◆ **Description of the task**: Leave out the pictures and reproduce all of the data exactly.

◆ **Task input**:
::::
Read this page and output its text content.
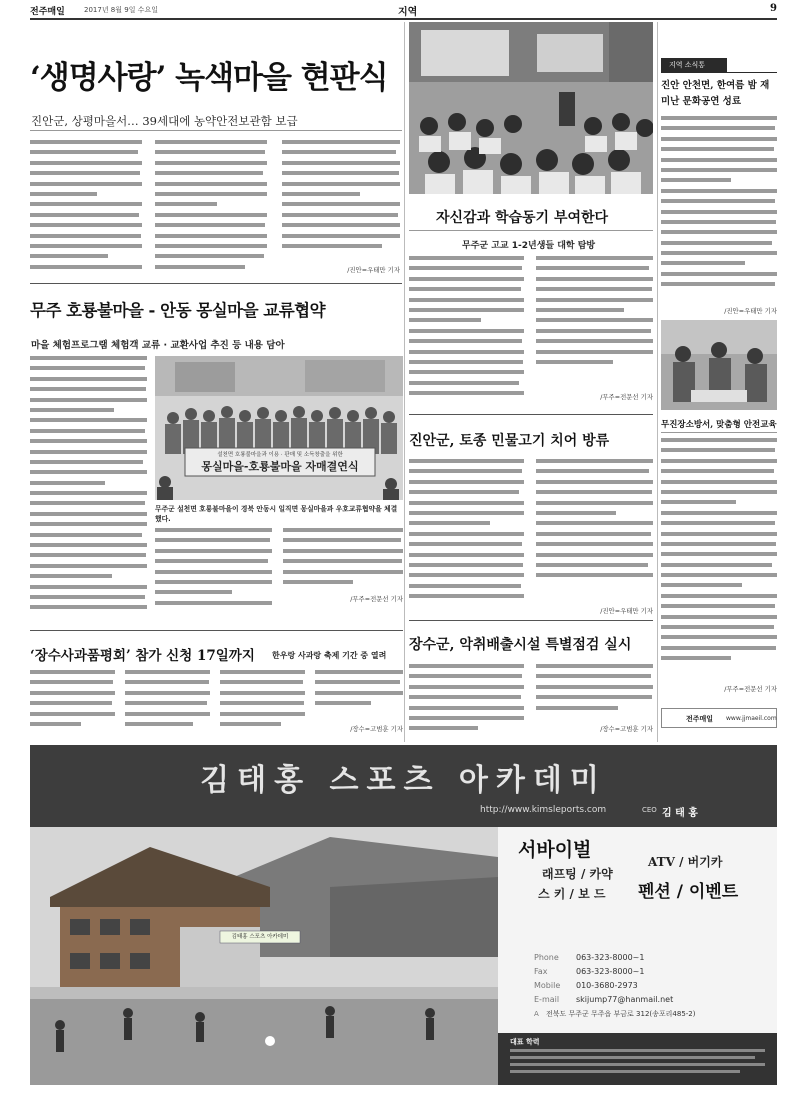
전주매일	2017년 8월 9일 수요일	지역	9
‘생명사랑’ 녹색마을 현판식
진안군, 상평마을서… 39세대에 농약안전보관함 보급
/진안=우태만 기자
무주 호룡불마을 - 안동 몽실마을 교류협약
마을 체험프로그램 체험객 교류 · 교환사업 추진 등 내용 담아
설천면 호룡불마을과 이용 · 판매 및 소득창출을 위한
몽실마을-호룡불마을 자매결연식
무주군 설천면 호룡불마을이 경북 안동시 일직면 몽실마을과 우호교류협약을 체결했다.
/무주=전문선 기자
‘장수사과품평회’ 참가 신청 17일까지 한우랑 사과랑 축제 기간 중 열려
/장수=고범훈 기자
자신감과 학습동기 부여한다
무주군 고교 1-2년생들 대학 탐방
/무주=전문선 기자
진안군, 토종 민물고기 치어 방류
/진안=우태만 기자
장수군, 악취배출시설 특별점검 실시
/장수=고범훈 기자
지역 소식통
진안 안천면, 한여름 밤 재미난 문화공연 성료
/진안=우태만 기자
무진장소방서, 맞춤형 안전교육
/무주=전문선 기자
전주매일 www.jjmaeil.com
김태홍 스포츠 아카데미
http://www.kimsleports.com	CEO 김 태 홍
김태홍 스포츠 아카데미
서바이벌
ATV / 버기카
래프팅 / 카약
펜션 / 이벤트
스 키 / 보 드
Phone 063-323-8000~1
Fax	063-323-8000~1
Mobile 010-3680-2973
E-mail skijump77@hanmail.net
A 전북도 무주군 무주읍 부금로 312(송포리485-2)
대표 학력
::::
◆ **Output for this task**:
Read this page and output its text content.
전주매일	2017년 8월 9일 수요일	지역	9
‘생명사랑’ 녹색마을 현판식
진안군, 상평마을서… 39세대에 농약안전보관함 보급
/진안=우태만 기자
무주 호룡불마을 - 안동 몽실마을 교류협약
마을 체험프로그램 체험객 교류 · 교환사업 추진 등 내용 담아
설천면 호룡불마을과 이용 · 판매 및 소득창출을 위한
몽실마을-호룡불마을 자매결연식
무주군 설천면 호룡불마을이 경북 안동시 일직면 몽실마을과 우호교류협약을 체결했다.
/무주=전문선 기자
‘장수사과품평회’ 참가 신청 17일까지 한우랑 사과랑 축제 기간 중 열려
/장수=고범훈 기자
자신감과 학습동기 부여한다
무주군 고교 1-2년생들 대학 탐방
/무주=전문선 기자
진안군, 토종 민물고기 치어 방류
/진안=우태만 기자
장수군, 악취배출시설 특별점검 실시
/장수=고범훈 기자
지역 소식통
진안 안천면, 한여름 밤 재미난 문화공연 성료
/진안=우태만 기자
무진장소방서, 맞춤형 안전교육
/무주=전문선 기자
전주매일 www.jjmaeil.com
김태홍 스포츠 아카데미
http://www.kimsleports.com	CEO 김 태 홍
김태홍 스포츠 아카데미
서바이벌
ATV / 버기카
래프팅 / 카약
펜션 / 이벤트
스 키 / 보 드
Phone 063-323-8000~1
Fax	063-323-8000~1
Mobile 010-3680-2973
E-mail skijump77@hanmail.net
A 전북도 무주군 무주읍 부금로 312(송포리485-2)
대표 학력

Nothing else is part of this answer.